§ Exercise details
Quote all of the entries word for word.

=== Records for the exercise ===

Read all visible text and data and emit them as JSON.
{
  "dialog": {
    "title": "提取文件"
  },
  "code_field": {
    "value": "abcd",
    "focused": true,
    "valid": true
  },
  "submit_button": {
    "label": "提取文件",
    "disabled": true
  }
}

===

§ Task answer
Read all visible text and data and emit them as JSON.
{
  "dialog": {
    "title": "提取文件"
  },
  "code_field": {
    "value": "abcd",
    "focused": true,
    "valid": true
  },
  "submit_button": {
    "label": "提取文件",
    "disabled": true
  }
}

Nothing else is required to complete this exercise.